__WHAT YOU ARE ASKED TO DO__: Will you quote all of the entries, word for word?

## START STORED DATA

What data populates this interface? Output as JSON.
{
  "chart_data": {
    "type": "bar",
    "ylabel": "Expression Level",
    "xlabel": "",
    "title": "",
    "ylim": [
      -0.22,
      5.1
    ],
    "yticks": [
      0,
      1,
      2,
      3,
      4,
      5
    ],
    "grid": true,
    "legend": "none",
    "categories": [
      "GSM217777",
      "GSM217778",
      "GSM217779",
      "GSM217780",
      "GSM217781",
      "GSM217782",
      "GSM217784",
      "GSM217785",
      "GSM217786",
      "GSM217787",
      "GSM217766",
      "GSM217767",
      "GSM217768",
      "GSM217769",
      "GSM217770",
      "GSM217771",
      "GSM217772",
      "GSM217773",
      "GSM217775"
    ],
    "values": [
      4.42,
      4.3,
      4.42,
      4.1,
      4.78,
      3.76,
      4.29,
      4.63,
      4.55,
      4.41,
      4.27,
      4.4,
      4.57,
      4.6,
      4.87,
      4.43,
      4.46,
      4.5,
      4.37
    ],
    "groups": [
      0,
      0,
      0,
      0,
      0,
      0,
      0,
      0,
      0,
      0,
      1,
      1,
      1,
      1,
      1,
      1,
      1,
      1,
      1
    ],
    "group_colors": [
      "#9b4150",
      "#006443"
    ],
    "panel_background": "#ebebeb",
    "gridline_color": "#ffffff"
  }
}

## END STORED DATA

__RESPONSE TO THIS EXERCISE__:
What data populates this interface? Output as JSON.
{
  "chart_data": {
    "type": "bar",
    "ylabel": "Expression Level",
    "xlabel": "",
    "title": "",
    "ylim": [
      -0.22,
      5.1
    ],
    "yticks": [
      0,
      1,
      2,
      3,
      4,
      5
    ],
    "grid": true,
    "legend": "none",
    "categories": [
      "GSM217777",
      "GSM217778",
      "GSM217779",
      "GSM217780",
      "GSM217781",
      "GSM217782",
      "GSM217784",
      "GSM217785",
      "GSM217786",
      "GSM217787",
      "GSM217766",
      "GSM217767",
      "GSM217768",
      "GSM217769",
      "GSM217770",
      "GSM217771",
      "GSM217772",
      "GSM217773",
      "GSM217775"
    ],
    "values": [
      4.42,
      4.3,
      4.42,
      4.1,
      4.78,
      3.76,
      4.29,
      4.63,
      4.55,
      4.41,
      4.27,
      4.4,
      4.57,
      4.6,
      4.87,
      4.43,
      4.46,
      4.5,
      4.37
    ],
    "groups": [
      0,
      0,
      0,
      0,
      0,
      0,
      0,
      0,
      0,
      0,
      1,
      1,
      1,
      1,
      1,
      1,
      1,
      1,
      1
    ],
    "group_colors": [
      "#9b4150",
      "#006443"
    ],
    "panel_background": "#ebebeb",
    "gridline_color": "#ffffff"
  }
}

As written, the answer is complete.